Task requirements
Copy the items word for word, from the start through the line that contains "320, 925, 349]".

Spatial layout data
****************************************

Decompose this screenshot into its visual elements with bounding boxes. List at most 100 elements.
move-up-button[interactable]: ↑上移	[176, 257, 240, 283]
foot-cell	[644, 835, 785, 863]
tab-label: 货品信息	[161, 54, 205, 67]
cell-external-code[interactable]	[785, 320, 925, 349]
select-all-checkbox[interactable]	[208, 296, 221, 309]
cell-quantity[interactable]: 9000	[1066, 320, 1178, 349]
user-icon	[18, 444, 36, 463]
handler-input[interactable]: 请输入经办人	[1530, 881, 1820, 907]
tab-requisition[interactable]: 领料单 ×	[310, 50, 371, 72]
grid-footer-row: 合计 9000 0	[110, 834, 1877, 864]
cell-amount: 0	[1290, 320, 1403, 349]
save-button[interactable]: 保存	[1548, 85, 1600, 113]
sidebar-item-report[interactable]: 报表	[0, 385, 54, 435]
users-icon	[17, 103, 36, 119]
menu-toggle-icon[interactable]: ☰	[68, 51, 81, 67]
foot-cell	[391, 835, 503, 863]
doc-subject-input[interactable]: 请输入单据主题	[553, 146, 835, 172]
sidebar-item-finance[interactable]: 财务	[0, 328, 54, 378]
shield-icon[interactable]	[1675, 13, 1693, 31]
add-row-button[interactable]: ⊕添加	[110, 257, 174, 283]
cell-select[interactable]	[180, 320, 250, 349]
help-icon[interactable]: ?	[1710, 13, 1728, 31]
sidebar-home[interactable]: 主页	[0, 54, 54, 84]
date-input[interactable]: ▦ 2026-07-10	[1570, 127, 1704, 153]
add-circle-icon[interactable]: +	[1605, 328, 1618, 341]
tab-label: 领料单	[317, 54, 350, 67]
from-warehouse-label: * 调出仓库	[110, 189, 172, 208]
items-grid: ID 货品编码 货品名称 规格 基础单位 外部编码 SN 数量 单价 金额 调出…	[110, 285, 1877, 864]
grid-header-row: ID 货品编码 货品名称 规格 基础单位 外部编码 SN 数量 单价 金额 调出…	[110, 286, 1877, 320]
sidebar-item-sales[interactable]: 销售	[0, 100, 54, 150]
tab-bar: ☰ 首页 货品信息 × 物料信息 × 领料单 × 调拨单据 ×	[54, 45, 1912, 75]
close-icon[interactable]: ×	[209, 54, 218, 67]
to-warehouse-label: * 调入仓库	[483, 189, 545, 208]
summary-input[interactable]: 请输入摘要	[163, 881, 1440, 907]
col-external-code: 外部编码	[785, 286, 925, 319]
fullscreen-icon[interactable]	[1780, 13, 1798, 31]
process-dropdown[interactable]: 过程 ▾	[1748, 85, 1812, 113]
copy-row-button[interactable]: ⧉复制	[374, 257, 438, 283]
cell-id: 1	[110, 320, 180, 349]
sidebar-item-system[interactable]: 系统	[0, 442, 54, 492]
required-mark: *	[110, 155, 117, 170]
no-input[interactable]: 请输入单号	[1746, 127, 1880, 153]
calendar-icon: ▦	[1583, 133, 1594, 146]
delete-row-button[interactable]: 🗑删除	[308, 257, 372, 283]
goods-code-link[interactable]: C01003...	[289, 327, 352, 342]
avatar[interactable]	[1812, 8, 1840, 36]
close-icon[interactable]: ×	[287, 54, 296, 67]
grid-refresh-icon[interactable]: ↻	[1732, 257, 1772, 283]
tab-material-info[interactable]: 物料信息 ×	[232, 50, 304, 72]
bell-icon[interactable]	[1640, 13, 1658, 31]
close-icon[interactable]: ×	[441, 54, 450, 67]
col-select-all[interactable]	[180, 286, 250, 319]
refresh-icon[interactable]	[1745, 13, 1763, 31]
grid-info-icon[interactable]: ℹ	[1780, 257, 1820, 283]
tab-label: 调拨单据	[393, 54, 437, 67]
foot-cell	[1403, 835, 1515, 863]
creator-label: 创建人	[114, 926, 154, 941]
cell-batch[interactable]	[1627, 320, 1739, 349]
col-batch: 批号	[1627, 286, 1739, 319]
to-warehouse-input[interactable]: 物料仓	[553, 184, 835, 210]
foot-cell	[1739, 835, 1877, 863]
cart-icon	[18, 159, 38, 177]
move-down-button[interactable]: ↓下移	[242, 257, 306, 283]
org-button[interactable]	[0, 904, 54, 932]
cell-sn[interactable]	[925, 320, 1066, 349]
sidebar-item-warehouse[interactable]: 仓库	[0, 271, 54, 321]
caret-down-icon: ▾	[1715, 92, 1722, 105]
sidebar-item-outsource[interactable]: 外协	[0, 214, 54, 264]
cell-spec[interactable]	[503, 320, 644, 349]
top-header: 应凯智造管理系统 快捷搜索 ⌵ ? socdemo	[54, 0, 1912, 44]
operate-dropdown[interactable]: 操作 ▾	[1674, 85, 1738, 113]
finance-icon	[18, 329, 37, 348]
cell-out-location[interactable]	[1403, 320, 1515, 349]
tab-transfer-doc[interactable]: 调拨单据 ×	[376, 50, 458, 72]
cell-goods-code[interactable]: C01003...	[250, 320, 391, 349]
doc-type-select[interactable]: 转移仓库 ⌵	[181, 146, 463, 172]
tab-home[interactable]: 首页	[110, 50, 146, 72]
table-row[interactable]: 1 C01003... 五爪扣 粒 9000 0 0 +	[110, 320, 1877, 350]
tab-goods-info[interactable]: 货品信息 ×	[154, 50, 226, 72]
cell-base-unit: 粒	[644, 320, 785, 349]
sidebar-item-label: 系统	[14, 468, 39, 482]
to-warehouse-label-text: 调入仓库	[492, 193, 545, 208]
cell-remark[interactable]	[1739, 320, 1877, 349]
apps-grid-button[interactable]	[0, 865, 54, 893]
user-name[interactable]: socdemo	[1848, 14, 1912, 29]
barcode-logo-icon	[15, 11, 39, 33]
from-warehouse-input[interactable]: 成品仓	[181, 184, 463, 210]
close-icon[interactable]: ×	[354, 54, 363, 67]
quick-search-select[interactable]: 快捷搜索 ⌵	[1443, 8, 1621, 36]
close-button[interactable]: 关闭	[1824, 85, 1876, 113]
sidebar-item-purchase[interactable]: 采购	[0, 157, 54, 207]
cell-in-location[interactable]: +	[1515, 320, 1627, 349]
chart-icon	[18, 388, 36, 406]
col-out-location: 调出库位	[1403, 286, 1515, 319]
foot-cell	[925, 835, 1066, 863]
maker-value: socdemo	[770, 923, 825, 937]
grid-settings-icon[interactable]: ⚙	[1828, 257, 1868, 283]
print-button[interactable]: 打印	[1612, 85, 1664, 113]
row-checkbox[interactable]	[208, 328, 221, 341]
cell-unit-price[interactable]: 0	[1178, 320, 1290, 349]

****************************************

Response to this task
Decompose this screenshot into its visual elements with bounding boxes. List at most 100 elements.
move-up-button[interactable]: ↑上移	[176, 257, 240, 283]
foot-cell	[644, 835, 785, 863]
tab-label: 货品信息	[161, 54, 205, 67]
cell-external-code[interactable]	[785, 320, 925, 349]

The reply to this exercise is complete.